- [TASK GOAL] Pull out every line from the listing that has the word "экологическому".
━━ TASK INPUT
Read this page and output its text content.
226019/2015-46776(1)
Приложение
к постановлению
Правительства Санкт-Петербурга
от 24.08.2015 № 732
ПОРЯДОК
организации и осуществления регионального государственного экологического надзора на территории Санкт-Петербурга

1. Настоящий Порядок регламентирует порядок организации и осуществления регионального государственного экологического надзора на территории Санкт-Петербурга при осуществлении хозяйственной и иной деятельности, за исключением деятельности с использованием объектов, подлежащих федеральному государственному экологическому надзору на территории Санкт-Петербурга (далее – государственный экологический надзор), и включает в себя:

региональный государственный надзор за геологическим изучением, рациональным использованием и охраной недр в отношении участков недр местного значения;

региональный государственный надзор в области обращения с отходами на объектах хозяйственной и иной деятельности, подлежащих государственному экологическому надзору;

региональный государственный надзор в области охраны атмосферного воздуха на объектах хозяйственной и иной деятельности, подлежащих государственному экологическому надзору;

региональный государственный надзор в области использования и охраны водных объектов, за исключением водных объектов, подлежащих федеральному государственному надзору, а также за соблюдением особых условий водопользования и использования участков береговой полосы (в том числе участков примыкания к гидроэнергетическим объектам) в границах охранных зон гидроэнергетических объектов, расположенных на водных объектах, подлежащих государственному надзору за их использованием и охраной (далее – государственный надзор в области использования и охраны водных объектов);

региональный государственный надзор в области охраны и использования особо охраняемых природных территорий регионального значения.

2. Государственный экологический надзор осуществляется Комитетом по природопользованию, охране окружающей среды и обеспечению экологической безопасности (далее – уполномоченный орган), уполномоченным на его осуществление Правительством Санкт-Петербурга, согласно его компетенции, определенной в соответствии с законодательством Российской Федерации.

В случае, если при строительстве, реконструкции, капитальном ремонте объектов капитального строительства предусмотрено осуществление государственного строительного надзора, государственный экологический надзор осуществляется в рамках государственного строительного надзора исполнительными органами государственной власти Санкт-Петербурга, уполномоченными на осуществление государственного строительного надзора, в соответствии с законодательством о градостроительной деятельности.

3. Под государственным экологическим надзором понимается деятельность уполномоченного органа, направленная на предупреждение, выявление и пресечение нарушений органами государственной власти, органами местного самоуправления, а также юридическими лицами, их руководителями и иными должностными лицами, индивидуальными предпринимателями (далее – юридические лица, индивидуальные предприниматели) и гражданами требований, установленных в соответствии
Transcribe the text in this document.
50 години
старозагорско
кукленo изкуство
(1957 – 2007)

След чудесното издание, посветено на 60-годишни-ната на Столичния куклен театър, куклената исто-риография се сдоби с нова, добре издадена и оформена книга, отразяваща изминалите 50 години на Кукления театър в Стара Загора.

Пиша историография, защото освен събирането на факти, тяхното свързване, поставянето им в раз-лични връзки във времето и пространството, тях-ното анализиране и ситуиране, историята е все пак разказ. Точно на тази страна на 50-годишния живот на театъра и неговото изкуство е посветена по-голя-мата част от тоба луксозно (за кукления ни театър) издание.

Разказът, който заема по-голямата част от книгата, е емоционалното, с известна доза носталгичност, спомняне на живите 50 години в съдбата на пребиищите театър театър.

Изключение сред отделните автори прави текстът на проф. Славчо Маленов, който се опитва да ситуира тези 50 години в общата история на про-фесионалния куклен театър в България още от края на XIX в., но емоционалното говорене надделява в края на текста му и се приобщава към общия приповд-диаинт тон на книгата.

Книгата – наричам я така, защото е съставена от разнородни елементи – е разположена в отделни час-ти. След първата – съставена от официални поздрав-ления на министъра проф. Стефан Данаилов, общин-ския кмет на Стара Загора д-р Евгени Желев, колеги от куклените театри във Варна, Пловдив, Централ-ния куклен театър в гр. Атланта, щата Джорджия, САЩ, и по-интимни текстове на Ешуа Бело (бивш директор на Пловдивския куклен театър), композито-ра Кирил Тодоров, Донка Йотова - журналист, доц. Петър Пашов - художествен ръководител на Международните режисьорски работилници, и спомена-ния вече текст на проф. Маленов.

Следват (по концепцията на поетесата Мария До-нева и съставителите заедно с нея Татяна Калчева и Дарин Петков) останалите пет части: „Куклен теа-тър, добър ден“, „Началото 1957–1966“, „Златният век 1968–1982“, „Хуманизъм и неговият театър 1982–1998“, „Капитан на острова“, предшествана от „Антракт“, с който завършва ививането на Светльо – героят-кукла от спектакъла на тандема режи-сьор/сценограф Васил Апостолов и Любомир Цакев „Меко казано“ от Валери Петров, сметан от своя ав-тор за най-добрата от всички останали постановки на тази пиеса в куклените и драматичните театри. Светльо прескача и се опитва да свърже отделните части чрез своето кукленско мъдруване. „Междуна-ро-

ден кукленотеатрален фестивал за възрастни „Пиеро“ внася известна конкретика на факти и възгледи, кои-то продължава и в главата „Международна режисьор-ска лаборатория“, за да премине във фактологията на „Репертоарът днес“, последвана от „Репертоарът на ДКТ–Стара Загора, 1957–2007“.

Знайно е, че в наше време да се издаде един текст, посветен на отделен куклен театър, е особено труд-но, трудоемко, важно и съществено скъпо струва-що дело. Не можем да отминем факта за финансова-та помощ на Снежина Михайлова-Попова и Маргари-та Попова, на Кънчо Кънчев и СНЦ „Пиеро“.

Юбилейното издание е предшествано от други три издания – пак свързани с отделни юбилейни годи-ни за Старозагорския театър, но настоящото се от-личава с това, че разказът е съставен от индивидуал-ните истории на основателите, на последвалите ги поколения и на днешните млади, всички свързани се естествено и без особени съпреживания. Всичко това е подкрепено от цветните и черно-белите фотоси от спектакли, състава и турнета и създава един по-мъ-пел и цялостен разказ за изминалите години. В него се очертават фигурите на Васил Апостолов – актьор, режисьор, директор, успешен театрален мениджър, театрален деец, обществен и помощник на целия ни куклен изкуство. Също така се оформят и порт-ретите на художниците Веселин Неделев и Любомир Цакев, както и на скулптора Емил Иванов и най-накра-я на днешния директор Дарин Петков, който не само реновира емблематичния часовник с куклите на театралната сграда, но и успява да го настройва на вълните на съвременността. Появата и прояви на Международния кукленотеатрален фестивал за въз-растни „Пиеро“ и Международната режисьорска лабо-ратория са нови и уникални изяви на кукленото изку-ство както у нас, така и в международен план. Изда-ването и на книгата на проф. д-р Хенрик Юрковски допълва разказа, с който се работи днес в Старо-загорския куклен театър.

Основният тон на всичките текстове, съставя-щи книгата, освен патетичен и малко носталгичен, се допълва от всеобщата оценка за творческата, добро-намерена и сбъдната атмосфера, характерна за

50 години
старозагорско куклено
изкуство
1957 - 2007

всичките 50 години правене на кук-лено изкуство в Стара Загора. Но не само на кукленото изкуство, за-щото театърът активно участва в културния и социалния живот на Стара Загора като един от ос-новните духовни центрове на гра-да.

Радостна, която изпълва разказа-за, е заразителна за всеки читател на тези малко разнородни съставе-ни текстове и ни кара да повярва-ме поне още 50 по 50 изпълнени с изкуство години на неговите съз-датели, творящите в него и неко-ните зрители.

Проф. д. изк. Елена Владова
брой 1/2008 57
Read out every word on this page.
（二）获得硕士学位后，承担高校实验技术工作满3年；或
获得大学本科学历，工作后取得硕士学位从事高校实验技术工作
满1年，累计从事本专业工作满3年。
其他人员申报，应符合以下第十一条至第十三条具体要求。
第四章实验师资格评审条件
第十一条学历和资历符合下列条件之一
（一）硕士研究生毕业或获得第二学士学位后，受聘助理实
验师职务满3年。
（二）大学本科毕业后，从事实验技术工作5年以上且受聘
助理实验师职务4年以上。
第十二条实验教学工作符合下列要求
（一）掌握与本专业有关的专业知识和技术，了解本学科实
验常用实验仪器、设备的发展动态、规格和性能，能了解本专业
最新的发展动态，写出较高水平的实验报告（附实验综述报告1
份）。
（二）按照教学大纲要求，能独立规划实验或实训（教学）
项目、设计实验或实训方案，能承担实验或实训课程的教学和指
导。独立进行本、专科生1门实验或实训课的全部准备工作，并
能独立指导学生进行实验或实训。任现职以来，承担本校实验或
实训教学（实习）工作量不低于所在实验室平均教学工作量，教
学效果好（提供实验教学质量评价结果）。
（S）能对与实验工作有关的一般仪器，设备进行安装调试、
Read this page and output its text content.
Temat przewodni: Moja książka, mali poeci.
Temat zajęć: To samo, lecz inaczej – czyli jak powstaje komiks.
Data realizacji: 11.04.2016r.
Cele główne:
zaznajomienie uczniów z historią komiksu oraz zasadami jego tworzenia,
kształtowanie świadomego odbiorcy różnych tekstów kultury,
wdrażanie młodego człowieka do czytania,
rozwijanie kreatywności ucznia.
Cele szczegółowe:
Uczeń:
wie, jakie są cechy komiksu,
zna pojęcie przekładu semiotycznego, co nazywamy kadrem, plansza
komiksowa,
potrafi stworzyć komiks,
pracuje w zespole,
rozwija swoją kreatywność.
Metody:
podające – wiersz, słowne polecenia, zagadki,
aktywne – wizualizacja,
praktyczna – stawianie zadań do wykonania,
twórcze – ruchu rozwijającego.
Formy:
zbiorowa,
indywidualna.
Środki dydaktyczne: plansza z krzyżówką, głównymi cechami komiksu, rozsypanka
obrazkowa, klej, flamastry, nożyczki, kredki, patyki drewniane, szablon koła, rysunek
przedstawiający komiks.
━━━━
- [TASK SOLUTION]
1. Настоящий Порядок регламентирует порядок организации и осуществления регионального государственного экологического надзора на территории Санкт-Петербурга при осуществлении хозяйственной и иной деятельности, за исключением деятельности с использованием объектов, подлежащих федеральному государственному экологическому надзору на территории Санкт-Петербурга (далее – государственный экологический надзор), и включает в себя:
региональный государственный надзор в области обращения с отходами на объектах хозяйственной и иной деятельности, подлежащих государственному экологическому надзору;
региональный государственный надзор в области охраны атмосферного воздуха на объектах хозяйственной и иной деятельности, подлежащих государственному экологическому надзору;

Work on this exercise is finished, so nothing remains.